Objective
Reproduce the complete listing without any deviation.

Entries from a dataset

_____

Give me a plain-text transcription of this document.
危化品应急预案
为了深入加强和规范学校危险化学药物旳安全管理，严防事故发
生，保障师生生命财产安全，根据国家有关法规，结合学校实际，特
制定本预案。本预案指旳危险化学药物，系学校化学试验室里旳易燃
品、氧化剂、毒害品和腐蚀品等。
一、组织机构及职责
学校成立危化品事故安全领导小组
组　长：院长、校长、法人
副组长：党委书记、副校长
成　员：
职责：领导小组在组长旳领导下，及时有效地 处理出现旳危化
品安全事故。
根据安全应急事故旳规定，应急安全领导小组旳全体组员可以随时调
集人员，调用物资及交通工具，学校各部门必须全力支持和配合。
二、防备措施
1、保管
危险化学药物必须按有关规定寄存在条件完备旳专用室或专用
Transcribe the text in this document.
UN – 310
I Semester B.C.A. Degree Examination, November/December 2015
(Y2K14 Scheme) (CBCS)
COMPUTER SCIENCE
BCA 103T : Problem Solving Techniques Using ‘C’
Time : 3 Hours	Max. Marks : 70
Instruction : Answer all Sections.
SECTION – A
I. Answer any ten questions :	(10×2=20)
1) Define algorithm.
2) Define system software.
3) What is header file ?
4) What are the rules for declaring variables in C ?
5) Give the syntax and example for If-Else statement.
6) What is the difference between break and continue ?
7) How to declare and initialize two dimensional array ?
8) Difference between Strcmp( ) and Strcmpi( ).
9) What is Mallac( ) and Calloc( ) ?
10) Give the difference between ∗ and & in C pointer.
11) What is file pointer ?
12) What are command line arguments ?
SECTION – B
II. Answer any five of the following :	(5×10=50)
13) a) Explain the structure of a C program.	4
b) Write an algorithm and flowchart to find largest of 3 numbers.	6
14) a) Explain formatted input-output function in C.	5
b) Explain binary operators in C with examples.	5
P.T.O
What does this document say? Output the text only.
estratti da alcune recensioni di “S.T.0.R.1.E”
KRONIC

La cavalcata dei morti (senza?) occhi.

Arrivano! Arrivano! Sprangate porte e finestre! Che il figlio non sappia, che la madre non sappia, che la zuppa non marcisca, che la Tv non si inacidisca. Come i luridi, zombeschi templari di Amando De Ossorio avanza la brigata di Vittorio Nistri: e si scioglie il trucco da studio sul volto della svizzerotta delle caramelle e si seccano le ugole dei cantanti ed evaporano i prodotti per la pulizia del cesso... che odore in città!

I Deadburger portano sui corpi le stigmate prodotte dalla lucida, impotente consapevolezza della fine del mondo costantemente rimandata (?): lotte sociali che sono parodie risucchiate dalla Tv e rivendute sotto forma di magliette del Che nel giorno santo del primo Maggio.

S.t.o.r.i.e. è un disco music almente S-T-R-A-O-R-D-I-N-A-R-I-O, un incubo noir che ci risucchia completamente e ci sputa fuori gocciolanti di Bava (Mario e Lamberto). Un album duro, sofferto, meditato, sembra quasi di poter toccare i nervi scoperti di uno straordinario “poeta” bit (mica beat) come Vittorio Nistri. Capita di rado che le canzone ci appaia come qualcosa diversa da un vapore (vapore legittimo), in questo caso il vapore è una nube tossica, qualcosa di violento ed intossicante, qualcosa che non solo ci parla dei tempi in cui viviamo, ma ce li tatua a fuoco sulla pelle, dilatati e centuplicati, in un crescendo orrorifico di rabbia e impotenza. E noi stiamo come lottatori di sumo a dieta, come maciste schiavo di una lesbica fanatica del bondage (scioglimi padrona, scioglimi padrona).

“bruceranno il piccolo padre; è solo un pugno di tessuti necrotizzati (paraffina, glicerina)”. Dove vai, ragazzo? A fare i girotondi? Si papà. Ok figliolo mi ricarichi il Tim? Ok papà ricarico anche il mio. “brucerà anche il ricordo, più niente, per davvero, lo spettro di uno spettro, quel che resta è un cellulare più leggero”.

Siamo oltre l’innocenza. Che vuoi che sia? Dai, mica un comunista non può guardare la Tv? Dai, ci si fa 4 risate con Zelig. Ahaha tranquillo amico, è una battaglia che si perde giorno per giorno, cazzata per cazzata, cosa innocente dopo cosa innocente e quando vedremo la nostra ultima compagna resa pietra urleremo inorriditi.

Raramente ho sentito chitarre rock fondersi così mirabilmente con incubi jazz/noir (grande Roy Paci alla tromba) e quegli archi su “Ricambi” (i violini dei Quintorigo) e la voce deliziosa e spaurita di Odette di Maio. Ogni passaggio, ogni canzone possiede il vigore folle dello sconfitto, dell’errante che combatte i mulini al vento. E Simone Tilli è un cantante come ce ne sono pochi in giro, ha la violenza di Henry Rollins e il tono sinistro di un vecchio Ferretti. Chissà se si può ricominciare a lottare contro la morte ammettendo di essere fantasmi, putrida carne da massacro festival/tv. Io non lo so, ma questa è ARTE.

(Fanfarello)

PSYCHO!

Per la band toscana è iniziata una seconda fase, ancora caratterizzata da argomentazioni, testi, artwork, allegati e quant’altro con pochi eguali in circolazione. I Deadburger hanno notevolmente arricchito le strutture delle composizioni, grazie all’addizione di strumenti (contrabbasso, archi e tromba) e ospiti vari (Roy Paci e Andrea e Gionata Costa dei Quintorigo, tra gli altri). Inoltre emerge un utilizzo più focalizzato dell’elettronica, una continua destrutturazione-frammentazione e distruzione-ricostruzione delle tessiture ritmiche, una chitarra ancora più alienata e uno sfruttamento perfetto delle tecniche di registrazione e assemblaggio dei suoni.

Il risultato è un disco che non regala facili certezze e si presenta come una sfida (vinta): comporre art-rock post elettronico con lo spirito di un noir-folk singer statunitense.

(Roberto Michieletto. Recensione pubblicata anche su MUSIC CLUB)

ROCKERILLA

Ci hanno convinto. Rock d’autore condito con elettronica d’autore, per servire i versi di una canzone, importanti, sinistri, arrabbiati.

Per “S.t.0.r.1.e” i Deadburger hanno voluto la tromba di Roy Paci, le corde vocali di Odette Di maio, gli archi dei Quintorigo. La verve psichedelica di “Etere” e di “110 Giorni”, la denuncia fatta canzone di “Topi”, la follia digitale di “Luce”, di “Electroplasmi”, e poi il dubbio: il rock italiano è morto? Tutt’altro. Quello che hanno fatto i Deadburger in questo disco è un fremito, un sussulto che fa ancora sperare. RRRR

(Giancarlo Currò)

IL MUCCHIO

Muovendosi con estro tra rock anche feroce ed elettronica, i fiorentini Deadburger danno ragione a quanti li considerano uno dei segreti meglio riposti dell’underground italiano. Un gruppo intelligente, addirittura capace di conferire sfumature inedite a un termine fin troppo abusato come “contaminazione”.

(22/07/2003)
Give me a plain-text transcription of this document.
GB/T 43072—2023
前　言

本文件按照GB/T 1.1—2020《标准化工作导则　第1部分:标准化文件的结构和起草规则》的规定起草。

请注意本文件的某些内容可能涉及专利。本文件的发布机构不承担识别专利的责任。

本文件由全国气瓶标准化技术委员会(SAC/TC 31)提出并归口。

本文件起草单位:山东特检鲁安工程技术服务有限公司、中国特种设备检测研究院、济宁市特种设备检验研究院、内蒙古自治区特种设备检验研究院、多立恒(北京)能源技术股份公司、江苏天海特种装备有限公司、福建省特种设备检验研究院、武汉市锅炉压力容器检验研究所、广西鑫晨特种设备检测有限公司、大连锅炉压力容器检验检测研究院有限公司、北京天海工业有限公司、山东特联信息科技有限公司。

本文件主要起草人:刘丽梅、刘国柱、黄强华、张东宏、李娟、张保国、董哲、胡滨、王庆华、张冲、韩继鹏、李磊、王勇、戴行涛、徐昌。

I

_____

Solution to this task
Give me a plain-text transcription of this document.
危化品应急预案
为了深入加强和规范学校危险化学药物旳安全管理，严防事故发
生，保障师生生命财产安全，根据国家有关法规，结合学校实际，特
制定本预案。本预案指旳危险化学药物，系学校化学试验室里旳易燃
品、氧化剂、毒害品和腐蚀品等。
一、组织机构及职责
学校成立危化品事故安全领导小组
组　长：院长、校长、法人
副组长：党委书记、副校长
成　员：
职责：领导小组在组长旳领导下，及时有效地 处理出现旳危化
品安全事故。
根据安全应急事故旳规定，应急安全领导小组旳全体组员可以随时调
集人员，调用物资及交通工具，学校各部门必须全力支持和配合。
二、防备措施
1、保管
危险化学药物必须按有关规定寄存在条件完备旳专用室或专用
Transcribe the text in this document.
UN – 310
I Semester B.C.A. Degree Examination, November/December 2015
(Y2K14 Scheme) (CBCS)
COMPUTER SCIENCE
BCA 103T : Problem Solving Techniques Using ‘C’
Time : 3 Hours	Max. Marks : 70
Instruction : Answer all Sections.
SECTION – A
I. Answer any ten questions :	(10×2=20)
1) Define algorithm.
2) Define system software.
3) What is header file ?
4) What are the rules for declaring variables in C ?
5) Give the syntax and example for If-Else statement.
6) What is the difference between break and continue ?
7) How to declare and initialize two dimensional array ?
8) Difference between Strcmp( ) and Strcmpi( ).
9) What is Mallac( ) and Calloc( ) ?
10) Give the difference between ∗ and & in C pointer.
11) What is file pointer ?
12) What are command line arguments ?
SECTION – B
II. Answer any five of the following :	(5×10=50)
13) a) Explain the structure of a C program.	4
b) Write an algorithm and flowchart to find largest of 3 numbers.	6
14) a) Explain formatted input-output function in C.	5
b) Explain binary operators in C with examples.	5
P.T.O
What does this document say? Output the text only.
estratti da alcune recensioni di “S.T.0.R.1.E”
KRONIC

La cavalcata dei morti (senza?) occhi.

Arrivano! Arrivano! Sprangate porte e finestre! Che il figlio non sappia, che la madre non sappia, che la zuppa non marcisca, che la Tv non si inacidisca. Come i luridi, zombeschi templari di Amando De Ossorio avanza la brigata di Vittorio Nistri: e si scioglie il trucco da studio sul volto della svizzerotta delle caramelle e si seccano le ugole dei cantanti ed evaporano i prodotti per la pulizia del cesso... che odore in città!

I Deadburger portano sui corpi le stigmate prodotte dalla lucida, impotente consapevolezza della fine del mondo costantemente rimandata (?): lotte sociali che sono parodie risucchiate dalla Tv e rivendute sotto forma di magliette del Che nel giorno santo del primo Maggio.

S.t.o.r.i.e. è un disco music almente S-T-R-A-O-R-D-I-N-A-R-I-O, un incubo noir che ci risucchia completamente e ci sputa fuori gocciolanti di Bava (Mario e Lamberto). Un album duro, sofferto, meditato, sembra quasi di poter toccare i nervi scoperti di uno straordinario “poeta” bit (mica beat) come Vittorio Nistri. Capita di rado che le canzone ci appaia come qualcosa diversa da un vapore (vapore legittimo), in questo caso il vapore è una nube tossica, qualcosa di violento ed intossicante, qualcosa che non solo ci parla dei tempi in cui viviamo, ma ce li tatua a fuoco sulla pelle, dilatati e centuplicati, in un crescendo orrorifico di rabbia e impotenza. E noi stiamo come lottatori di sumo a dieta, come maciste schiavo di una lesbica fanatica del bondage (scioglimi padrona, scioglimi padrona).

“bruceranno il piccolo padre; è solo un pugno di tessuti necrotizzati (paraffina, glicerina)”. Dove vai, ragazzo? A fare i girotondi? Si papà. Ok figliolo mi ricarichi il Tim? Ok papà ricarico anche il mio. “brucerà anche il ricordo, più niente, per davvero, lo spettro di uno spettro, quel che resta è un cellulare più leggero”.

Siamo oltre l’innocenza. Che vuoi che sia? Dai, mica un comunista non può guardare la Tv? Dai, ci si fa 4 risate con Zelig. Ahaha tranquillo amico, è una battaglia che si perde giorno per giorno, cazzata per cazzata, cosa innocente dopo cosa innocente e quando vedremo la nostra ultima compagna resa pietra urleremo inorriditi.

Raramente ho sentito chitarre rock fondersi così mirabilmente con incubi jazz/noir (grande Roy Paci alla tromba) e quegli archi su “Ricambi” (i violini dei Quintorigo) e la voce deliziosa e spaurita di Odette di Maio. Ogni passaggio, ogni canzone possiede il vigore folle dello sconfitto, dell’errante che combatte i mulini al vento. E Simone Tilli è un cantante come ce ne sono pochi in giro, ha la violenza di Henry Rollins e il tono sinistro di un vecchio Ferretti. Chissà se si può ricominciare a lottare contro la morte ammettendo di essere fantasmi, putrida carne da massacro festival/tv. Io non lo so, ma questa è ARTE.

(Fanfarello)

PSYCHO!

Per la band toscana è iniziata una seconda fase, ancora caratterizzata da argomentazioni, testi, artwork, allegati e quant’altro con pochi eguali in circolazione. I Deadburger hanno notevolmente arricchito le strutture delle composizioni, grazie all’addizione di strumenti (contrabbasso, archi e tromba) e ospiti vari (Roy Paci e Andrea e Gionata Costa dei Quintorigo, tra gli altri). Inoltre emerge un utilizzo più focalizzato dell’elettronica, una continua destrutturazione-frammentazione e distruzione-ricostruzione delle tessiture ritmiche, una chitarra ancora più alienata e uno sfruttamento perfetto delle tecniche di registrazione e assemblaggio dei suoni.

Il risultato è un disco che non regala facili certezze e si presenta come una sfida (vinta): comporre art-rock post elettronico con lo spirito di un noir-folk singer statunitense.

(Roberto Michieletto. Recensione pubblicata anche su MUSIC CLUB)

ROCKERILLA

Ci hanno convinto. Rock d’autore condito con elettronica d’autore, per servire i versi di una canzone, importanti, sinistri, arrabbiati.

Per “S.t.0.r.1.e” i Deadburger hanno voluto la tromba di Roy Paci, le corde vocali di Odette Di maio, gli archi dei Quintorigo. La verve psichedelica di “Etere” e di “110 Giorni”, la denuncia fatta canzone di “Topi”, la follia digitale di “Luce”, di “Electroplasmi”, e poi il dubbio: il rock italiano è morto? Tutt’altro. Quello che hanno fatto i Deadburger in questo disco è un fremito, un sussulto che fa ancora sperare. RRRR

(Giancarlo Currò)

IL MUCCHIO

Muovendosi con estro tra rock anche feroce ed elettronica, i fiorentini Deadburger danno ragione a quanti li considerano uno dei segreti meglio riposti dell’underground italiano. Un gruppo intelligente, addirittura capace di conferire sfumature inedite a un termine fin troppo abusato come “contaminazione”.

(22/07/2003)
Give me a plain-text transcription of this document.
GB/T 43072—2023
前　言

本文件按照GB/T 1.1—2020《标准化工作导则　第1部分:标准化文件的结构和起草规则》的规定起草。

请注意本文件的某些内容可能涉及专利。本文件的发布机构不承担识别专利的责任。

本文件由全国气瓶标准化技术委员会(SAC/TC 31)提出并归口。

本文件起草单位:山东特检鲁安工程技术服务有限公司、中国特种设备检测研究院、济宁市特种设备检验研究院、内蒙古自治区特种设备检验研究院、多立恒(北京)能源技术股份公司、江苏天海特种装备有限公司、福建省特种设备检验研究院、武汉市锅炉压力容器检验研究所、广西鑫晨特种设备检测有限公司、大连锅炉压力容器检验检测研究院有限公司、北京天海工业有限公司、山东特联信息科技有限公司。

本文件主要起草人:刘丽梅、刘国柱、黄强华、张东宏、李娟、张保国、董哲、胡滨、王庆华、张冲、韩继鹏、李磊、王勇、戴行涛、徐昌。

I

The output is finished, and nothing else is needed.